Images of pages and their text
__________
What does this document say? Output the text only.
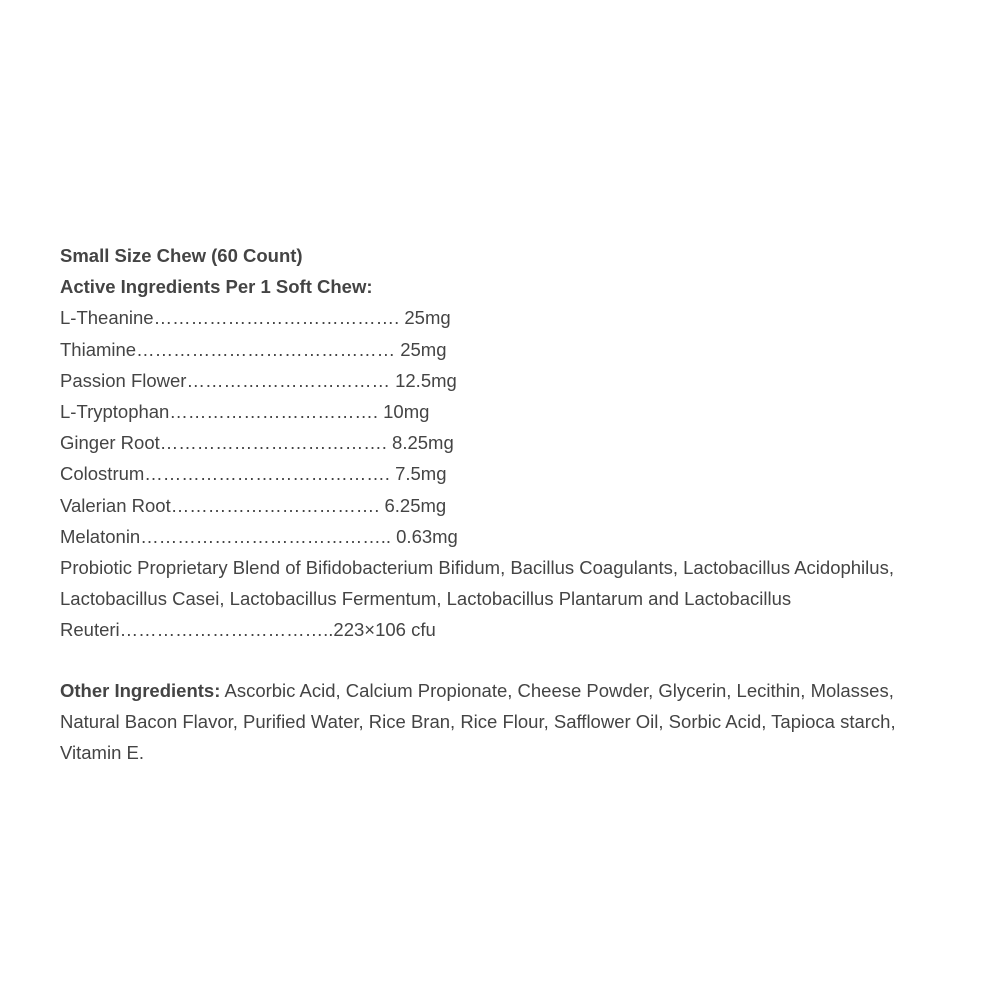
Small Size Chew (60 Count)
Active Ingredients Per 1 Soft Chew:
L-Theanine…………………………………. 25mg
Thiamine…………………………………… 25mg
Passion Flower…………………………… 12.5mg
L-Tryptophan……………………………. 10mg
Ginger Root………………………………. 8.25mg
Colostrum…………………………………. 7.5mg
Valerian Root……………………………. 6.25mg
Melatonin………………………………….. 0.63mg
Probiotic Proprietary Blend of Bifidobacterium Bifidum, Bacillus Coagulants, Lactobacillus Acidophilus,
Lactobacillus Casei, Lactobacillus Fermentum, Lactobacillus Plantarum and Lactobacillus
Reuteri……………………………..223×106 cfu
Other Ingredients: Ascorbic Acid, Calcium Propionate, Cheese Powder, Glycerin, Lecithin, Molasses,
Natural Bacon Flavor, Purified Water, Rice Bran, Rice Flour, Safflower Oil, Sorbic Acid, Tapioca starch,
Vitamin E.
__________
WHAT THE EXERCISE ASKS: Leaving aside the images, write out the entries above word for word.

TASK RESPONSE:
What does this document say? Output the text only.
Small Size Chew (60 Count)
Active Ingredients Per 1 Soft Chew:
L-Theanine…………………………………. 25mg
Thiamine…………………………………… 25mg
Passion Flower…………………………… 12.5mg
L-Tryptophan……………………………. 10mg
Ginger Root………………………………. 8.25mg
Colostrum…………………………………. 7.5mg
Valerian Root……………………………. 6.25mg
Melatonin………………………………….. 0.63mg
Probiotic Proprietary Blend of Bifidobacterium Bifidum, Bacillus Coagulants, Lactobacillus Acidophilus,
Lactobacillus Casei, Lactobacillus Fermentum, Lactobacillus Plantarum and Lactobacillus
Reuteri……………………………..223×106 cfu
Other Ingredients: Ascorbic Acid, Calcium Propionate, Cheese Powder, Glycerin, Lecithin, Molasses,
Natural Bacon Flavor, Purified Water, Rice Bran, Rice Flour, Safflower Oil, Sorbic Acid, Tapioca starch,
Vitamin E.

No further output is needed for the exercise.